• **THE EXERCISE**
Your task is to restate the data word for word.

--- Start LISTED ENTRIES ---

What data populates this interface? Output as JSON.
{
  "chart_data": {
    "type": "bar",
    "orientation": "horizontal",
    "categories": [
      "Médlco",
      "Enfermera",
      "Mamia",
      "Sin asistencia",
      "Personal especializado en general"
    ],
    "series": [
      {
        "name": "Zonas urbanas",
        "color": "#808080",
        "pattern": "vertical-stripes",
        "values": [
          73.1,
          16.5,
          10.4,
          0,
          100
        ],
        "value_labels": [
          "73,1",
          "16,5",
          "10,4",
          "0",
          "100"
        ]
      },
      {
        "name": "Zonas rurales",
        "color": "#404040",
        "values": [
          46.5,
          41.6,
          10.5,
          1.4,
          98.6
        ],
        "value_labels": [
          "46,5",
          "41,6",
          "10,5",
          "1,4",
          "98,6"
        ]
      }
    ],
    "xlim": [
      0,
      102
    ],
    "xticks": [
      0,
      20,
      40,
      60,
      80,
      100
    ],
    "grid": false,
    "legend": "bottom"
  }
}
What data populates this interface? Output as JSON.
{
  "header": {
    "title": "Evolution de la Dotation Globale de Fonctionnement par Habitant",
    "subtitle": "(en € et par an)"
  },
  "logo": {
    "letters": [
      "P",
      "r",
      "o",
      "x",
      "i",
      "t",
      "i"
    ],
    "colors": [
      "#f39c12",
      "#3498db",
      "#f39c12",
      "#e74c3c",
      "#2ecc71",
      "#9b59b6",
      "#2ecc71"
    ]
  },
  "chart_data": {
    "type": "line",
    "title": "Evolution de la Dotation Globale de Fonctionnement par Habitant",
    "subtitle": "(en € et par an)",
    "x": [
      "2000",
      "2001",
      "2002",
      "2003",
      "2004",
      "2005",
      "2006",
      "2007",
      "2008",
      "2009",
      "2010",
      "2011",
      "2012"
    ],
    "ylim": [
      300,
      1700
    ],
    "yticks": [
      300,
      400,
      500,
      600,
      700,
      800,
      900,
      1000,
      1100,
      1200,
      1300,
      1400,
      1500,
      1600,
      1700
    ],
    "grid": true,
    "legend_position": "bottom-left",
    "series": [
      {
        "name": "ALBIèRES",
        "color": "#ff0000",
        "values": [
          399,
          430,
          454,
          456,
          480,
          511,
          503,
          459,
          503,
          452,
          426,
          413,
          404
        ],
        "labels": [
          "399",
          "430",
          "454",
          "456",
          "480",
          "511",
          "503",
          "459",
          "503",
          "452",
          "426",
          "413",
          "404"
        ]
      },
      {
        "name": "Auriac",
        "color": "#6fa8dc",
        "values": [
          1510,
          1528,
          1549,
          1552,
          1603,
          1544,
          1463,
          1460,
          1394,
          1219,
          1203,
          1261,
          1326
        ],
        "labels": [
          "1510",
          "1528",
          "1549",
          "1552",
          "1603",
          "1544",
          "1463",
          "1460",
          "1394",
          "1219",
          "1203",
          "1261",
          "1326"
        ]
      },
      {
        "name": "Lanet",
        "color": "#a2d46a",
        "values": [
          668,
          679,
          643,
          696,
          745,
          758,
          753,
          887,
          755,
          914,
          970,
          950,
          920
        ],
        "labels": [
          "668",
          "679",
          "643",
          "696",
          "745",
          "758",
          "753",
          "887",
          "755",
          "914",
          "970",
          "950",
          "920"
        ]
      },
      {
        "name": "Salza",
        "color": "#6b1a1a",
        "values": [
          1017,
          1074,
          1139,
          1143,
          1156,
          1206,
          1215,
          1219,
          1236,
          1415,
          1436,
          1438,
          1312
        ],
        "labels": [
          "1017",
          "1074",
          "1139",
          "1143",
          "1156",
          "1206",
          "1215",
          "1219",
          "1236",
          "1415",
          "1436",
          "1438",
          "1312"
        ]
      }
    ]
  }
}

--- End LISTED ENTRIES ---

• **RESULT OF THE TASK**
What data populates this interface? Output as JSON.
{
  "chart_data": {
    "type": "bar",
    "orientation": "horizontal",
    "categories": [
      "Médlco",
      "Enfermera",
      "Mamia",
      "Sin asistencia",
      "Personal especializado en general"
    ],
    "series": [
      {
        "name": "Zonas urbanas",
        "color": "#808080",
        "pattern": "vertical-stripes",
        "values": [
          73.1,
          16.5,
          10.4,
          0,
          100
        ],
        "value_labels": [
          "73,1",
          "16,5",
          "10,4",
          "0",
          "100"
        ]
      },
      {
        "name": "Zonas rurales",
        "color": "#404040",
        "values": [
          46.5,
          41.6,
          10.5,
          1.4,
          98.6
        ],
        "value_labels": [
          "46,5",
          "41,6",
          "10,5",
          "1,4",
          "98,6"
        ]
      }
    ],
    "xlim": [
      0,
      102
    ],
    "xticks": [
      0,
      20,
      40,
      60,
      80,
      100
    ],
    "grid": false,
    "legend": "bottom"
  }
}
What data populates this interface? Output as JSON.
{
  "header": {
    "title": "Evolution de la Dotation Globale de Fonctionnement par Habitant",
    "subtitle": "(en € et par an)"
  },
  "logo": {
    "letters": [
      "P",
      "r",
      "o",
      "x",
      "i",
      "t",
      "i"
    ],
    "colors": [
      "#f39c12",
      "#3498db",
      "#f39c12",
      "#e74c3c",
      "#2ecc71",
      "#9b59b6",
      "#2ecc71"
    ]
  },
  "chart_data": {
    "type": "line",
    "title": "Evolution de la Dotation Globale de Fonctionnement par Habitant",
    "subtitle": "(en € et par an)",
    "x": [
      "2000",
      "2001",
      "2002",
      "2003",
      "2004",
      "2005",
      "2006",
      "2007",
      "2008",
      "2009",
      "2010",
      "2011",
      "2012"
    ],
    "ylim": [
      300,
      1700
    ],
    "yticks": [
      300,
      400,
      500,
      600,
      700,
      800,
      900,
      1000,
      1100,
      1200,
      1300,
      1400,
      1500,
      1600,
      1700
    ],
    "grid": true,
    "legend_position": "bottom-left",
    "series": [
      {
        "name": "ALBIèRES",
        "color": "#ff0000",
        "values": [
          399,
          430,
          454,
          456,
          480,
          511,
          503,
          459,
          503,
          452,
          426,
          413,
          404
        ],
        "labels": [
          "399",
          "430",
          "454",
          "456",
          "480",
          "511",
          "503",
          "459",
          "503",
          "452",
          "426",
          "413",
          "404"
        ]
      },
      {
        "name": "Auriac",
        "color": "#6fa8dc",
        "values": [
          1510,
          1528,
          1549,
          1552,
          1603,
          1544,
          1463,
          1460,
          1394,
          1219,
          1203,
          1261,
          1326
        ],
        "labels": [
          "1510",
          "1528",
          "1549",
          "1552",
          "1603",
          "1544",
          "1463",
          "1460",
          "1394",
          "1219",
          "1203",
          "1261",
          "1326"
        ]
      },
      {
        "name": "Lanet",
        "color": "#a2d46a",
        "values": [
          668,
          679,
          643,
          696,
          745,
          758,
          753,
          887,
          755,
          914,
          970,
          950,
          920
        ],
        "labels": [
          "668",
          "679",
          "643",
          "696",
          "745",
          "758",
          "753",
          "887",
          "755",
          "914",
          "970",
          "950",
          "920"
        ]
      },
      {
        "name": "Salza",
        "color": "#6b1a1a",
        "values": [
          1017,
          1074,
          1139,
          1143,
          1156,
          1206,
          1215,
          1219,
          1236,
          1415,
          1436,
          1438,
          1312
        ],
        "labels": [
          "1017",
          "1074",
          "1139",
          "1143",
          "1156",
          "1206",
          "1215",
          "1219",
          "1236",
          "1415",
          "1436",
          "1438",
          "1312"
        ]
      }
    ]
  }
}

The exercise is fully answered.